> TASK DESCRIPTION:
Answer with a single number, the count of lines holding the word "силой".

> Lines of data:
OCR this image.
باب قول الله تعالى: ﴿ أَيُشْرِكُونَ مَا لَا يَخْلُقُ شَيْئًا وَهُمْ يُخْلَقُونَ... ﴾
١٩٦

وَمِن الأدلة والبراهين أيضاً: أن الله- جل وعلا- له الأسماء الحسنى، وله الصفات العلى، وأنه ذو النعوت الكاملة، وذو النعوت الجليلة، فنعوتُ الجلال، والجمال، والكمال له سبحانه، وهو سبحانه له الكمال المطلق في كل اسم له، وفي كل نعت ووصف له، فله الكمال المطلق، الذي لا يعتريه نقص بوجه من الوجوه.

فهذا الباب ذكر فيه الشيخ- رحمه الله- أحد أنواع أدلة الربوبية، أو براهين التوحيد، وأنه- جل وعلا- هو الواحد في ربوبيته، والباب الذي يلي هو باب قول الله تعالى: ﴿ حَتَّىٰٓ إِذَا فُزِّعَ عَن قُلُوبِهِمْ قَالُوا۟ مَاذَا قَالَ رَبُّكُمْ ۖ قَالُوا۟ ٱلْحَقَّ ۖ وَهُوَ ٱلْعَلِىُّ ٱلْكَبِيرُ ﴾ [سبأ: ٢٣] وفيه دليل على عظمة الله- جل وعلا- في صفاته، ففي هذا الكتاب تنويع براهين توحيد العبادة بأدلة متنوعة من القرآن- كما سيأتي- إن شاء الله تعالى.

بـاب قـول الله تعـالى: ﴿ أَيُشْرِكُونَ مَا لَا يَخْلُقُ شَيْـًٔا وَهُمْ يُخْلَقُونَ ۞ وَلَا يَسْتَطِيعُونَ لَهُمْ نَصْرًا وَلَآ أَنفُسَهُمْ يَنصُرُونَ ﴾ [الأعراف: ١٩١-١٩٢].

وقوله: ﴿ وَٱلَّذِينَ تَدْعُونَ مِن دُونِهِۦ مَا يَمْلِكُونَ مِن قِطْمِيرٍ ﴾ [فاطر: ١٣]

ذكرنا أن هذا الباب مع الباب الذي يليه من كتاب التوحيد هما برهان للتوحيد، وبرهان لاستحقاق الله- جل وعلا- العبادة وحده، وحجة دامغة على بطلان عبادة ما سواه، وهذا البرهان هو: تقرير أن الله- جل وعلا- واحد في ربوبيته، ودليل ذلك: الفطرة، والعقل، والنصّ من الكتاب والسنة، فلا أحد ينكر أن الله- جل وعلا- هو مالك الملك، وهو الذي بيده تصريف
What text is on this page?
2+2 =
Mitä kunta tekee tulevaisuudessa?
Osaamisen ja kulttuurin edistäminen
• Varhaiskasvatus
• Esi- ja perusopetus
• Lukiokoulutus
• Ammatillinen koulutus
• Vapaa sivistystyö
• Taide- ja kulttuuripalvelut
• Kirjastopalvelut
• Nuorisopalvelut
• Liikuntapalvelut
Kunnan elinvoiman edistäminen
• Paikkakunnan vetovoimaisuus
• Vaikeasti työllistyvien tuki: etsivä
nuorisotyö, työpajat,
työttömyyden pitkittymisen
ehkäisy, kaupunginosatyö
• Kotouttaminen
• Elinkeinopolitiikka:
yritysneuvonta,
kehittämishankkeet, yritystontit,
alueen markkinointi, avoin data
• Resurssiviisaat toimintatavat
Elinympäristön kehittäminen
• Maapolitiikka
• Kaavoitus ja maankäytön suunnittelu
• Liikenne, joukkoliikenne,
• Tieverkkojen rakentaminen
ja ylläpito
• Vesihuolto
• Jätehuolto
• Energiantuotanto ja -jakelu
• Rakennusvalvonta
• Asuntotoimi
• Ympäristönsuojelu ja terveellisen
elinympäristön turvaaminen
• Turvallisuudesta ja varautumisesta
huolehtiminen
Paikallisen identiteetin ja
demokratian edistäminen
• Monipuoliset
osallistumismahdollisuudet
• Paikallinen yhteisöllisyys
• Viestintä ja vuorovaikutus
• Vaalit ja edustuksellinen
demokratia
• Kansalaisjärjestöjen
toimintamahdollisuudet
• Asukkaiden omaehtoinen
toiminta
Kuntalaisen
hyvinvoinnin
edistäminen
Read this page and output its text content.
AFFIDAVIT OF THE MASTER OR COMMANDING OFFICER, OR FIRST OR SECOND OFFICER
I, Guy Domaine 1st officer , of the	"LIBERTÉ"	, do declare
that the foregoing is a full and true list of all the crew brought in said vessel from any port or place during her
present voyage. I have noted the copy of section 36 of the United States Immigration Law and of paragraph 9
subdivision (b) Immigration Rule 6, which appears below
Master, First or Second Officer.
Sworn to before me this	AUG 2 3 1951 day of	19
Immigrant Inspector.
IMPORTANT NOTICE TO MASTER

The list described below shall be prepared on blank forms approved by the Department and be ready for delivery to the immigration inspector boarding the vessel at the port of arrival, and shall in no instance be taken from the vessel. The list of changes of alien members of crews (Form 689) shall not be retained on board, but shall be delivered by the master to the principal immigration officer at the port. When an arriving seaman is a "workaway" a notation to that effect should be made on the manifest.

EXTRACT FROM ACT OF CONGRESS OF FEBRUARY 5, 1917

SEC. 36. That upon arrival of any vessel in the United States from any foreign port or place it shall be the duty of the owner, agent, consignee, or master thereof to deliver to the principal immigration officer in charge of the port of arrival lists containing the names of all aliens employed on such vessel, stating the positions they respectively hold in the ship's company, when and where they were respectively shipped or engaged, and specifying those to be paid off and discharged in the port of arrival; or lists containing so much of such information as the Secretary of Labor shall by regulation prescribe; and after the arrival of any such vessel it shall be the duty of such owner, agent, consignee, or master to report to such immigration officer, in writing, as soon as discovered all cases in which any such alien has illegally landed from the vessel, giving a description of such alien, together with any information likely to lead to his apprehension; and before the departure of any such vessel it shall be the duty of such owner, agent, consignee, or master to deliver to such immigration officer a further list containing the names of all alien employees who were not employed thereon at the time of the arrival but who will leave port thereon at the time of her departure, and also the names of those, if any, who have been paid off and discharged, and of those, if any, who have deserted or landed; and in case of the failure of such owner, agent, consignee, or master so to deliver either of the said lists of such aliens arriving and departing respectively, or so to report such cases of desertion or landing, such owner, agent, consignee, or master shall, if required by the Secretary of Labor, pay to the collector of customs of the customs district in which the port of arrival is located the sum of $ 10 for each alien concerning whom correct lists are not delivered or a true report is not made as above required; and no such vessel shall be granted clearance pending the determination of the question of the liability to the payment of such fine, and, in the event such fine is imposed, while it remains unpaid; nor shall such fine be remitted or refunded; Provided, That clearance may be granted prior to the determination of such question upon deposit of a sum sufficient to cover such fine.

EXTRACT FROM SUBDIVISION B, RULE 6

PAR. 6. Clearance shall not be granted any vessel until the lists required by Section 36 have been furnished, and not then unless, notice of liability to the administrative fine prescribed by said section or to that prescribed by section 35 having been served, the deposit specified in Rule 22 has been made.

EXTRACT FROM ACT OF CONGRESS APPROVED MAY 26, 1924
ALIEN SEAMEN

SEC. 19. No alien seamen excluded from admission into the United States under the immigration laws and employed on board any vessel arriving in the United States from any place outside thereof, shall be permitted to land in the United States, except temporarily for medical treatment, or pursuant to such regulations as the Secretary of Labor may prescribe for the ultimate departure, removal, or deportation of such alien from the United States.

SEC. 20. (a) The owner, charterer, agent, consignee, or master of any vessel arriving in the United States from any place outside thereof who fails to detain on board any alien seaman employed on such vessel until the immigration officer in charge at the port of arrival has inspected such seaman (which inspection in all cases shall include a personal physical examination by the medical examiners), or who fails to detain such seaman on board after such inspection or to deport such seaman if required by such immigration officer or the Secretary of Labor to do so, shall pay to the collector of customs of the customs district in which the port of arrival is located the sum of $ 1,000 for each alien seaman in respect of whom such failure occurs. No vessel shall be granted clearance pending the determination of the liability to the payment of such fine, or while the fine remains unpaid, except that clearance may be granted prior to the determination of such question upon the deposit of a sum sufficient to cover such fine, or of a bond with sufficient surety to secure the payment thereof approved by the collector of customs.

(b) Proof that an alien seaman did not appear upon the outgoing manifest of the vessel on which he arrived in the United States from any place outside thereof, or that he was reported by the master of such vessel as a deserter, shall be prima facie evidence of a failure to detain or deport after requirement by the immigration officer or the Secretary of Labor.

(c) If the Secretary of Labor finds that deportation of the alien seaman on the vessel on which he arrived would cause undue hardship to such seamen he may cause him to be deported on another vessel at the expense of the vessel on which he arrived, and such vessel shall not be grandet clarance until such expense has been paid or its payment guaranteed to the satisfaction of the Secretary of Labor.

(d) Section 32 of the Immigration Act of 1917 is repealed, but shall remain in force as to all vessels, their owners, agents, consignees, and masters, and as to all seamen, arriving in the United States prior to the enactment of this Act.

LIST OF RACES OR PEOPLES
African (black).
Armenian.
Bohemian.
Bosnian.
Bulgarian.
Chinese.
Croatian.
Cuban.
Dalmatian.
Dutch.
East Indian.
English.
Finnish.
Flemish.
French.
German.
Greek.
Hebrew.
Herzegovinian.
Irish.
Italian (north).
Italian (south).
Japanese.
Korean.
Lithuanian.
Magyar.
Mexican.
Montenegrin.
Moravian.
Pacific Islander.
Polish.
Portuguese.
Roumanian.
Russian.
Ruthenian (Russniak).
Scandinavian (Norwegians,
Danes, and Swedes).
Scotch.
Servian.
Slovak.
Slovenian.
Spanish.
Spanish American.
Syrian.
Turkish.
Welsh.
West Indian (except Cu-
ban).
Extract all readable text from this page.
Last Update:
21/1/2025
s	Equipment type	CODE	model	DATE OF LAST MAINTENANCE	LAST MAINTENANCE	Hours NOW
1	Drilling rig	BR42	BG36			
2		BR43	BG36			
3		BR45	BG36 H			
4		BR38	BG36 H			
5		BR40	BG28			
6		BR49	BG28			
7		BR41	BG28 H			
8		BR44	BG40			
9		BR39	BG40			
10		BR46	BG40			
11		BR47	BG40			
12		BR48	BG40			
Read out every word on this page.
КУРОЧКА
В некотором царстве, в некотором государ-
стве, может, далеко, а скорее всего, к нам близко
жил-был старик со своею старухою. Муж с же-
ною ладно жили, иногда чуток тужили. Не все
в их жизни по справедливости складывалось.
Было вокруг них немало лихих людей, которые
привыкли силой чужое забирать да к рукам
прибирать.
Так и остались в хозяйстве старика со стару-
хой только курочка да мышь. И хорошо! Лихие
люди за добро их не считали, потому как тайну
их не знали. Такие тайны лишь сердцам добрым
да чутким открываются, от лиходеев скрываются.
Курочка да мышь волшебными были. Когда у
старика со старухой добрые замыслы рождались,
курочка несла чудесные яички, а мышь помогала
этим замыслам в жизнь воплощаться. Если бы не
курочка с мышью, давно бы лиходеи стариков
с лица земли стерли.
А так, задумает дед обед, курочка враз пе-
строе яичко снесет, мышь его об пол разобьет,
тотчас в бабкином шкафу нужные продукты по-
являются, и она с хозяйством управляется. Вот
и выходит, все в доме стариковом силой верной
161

> TASK OUTPUT:
2